(Data items)
####

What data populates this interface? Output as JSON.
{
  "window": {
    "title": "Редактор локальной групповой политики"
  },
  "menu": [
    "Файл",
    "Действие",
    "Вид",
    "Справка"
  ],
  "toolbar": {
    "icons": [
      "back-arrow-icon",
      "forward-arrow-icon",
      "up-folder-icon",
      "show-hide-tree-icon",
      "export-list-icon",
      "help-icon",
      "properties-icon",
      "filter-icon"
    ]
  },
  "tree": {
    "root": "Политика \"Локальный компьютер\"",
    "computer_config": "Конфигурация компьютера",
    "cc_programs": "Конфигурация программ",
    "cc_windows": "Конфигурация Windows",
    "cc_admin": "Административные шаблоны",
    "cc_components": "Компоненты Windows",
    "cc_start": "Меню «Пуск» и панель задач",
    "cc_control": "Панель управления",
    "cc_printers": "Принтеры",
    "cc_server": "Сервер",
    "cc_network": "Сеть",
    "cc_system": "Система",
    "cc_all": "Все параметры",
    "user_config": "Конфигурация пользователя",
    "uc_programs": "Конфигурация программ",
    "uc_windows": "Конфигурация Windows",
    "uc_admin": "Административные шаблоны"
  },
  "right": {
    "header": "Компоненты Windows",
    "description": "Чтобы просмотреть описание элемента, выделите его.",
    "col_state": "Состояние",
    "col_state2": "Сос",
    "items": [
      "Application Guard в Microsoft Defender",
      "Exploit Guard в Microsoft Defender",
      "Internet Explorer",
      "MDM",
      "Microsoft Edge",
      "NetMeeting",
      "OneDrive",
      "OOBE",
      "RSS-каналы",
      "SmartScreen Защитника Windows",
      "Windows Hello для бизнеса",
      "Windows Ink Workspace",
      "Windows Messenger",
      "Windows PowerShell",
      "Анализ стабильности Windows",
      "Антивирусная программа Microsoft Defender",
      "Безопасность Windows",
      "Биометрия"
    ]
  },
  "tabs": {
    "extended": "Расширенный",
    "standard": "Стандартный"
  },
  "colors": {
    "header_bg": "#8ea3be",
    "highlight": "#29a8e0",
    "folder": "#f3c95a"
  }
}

####

## Exercise objective:
Reproduce the material above exactly; please quote every line of it.

## Expected output:
What data populates this interface? Output as JSON.
{
  "window": {
    "title": "Редактор локальной групповой политики"
  },
  "menu": [
    "Файл",
    "Действие",
    "Вид",
    "Справка"
  ],
  "toolbar": {
    "icons": [
      "back-arrow-icon",
      "forward-arrow-icon",
      "up-folder-icon",
      "show-hide-tree-icon",
      "export-list-icon",
      "help-icon",
      "properties-icon",
      "filter-icon"
    ]
  },
  "tree": {
    "root": "Политика \"Локальный компьютер\"",
    "computer_config": "Конфигурация компьютера",
    "cc_programs": "Конфигурация программ",
    "cc_windows": "Конфигурация Windows",
    "cc_admin": "Административные шаблоны",
    "cc_components": "Компоненты Windows",
    "cc_start": "Меню «Пуск» и панель задач",
    "cc_control": "Панель управления",
    "cc_printers": "Принтеры",
    "cc_server": "Сервер",
    "cc_network": "Сеть",
    "cc_system": "Система",
    "cc_all": "Все параметры",
    "user_config": "Конфигурация пользователя",
    "uc_programs": "Конфигурация программ",
    "uc_windows": "Конфигурация Windows",
    "uc_admin": "Административные шаблоны"
  },
  "right": {
    "header": "Компоненты Windows",
    "description": "Чтобы просмотреть описание элемента, выделите его.",
    "col_state": "Состояние",
    "col_state2": "Сос",
    "items": [
      "Application Guard в Microsoft Defender",
      "Exploit Guard в Microsoft Defender",
      "Internet Explorer",
      "MDM",
      "Microsoft Edge",
      "NetMeeting",
      "OneDrive",
      "OOBE",
      "RSS-каналы",
      "SmartScreen Защитника Windows",
      "Windows Hello для бизнеса",
      "Windows Ink Workspace",
      "Windows Messenger",
      "Windows PowerShell",
      "Анализ стабильности Windows",
      "Антивирусная программа Microsoft Defender",
      "Безопасность Windows",
      "Биометрия"
    ]
  },
  "tabs": {
    "extended": "Расширенный",
    "standard": "Стандартный"
  },
  "colors": {
    "header_bg": "#8ea3be",
    "highlight": "#29a8e0",
    "folder": "#f3c95a"
  }
}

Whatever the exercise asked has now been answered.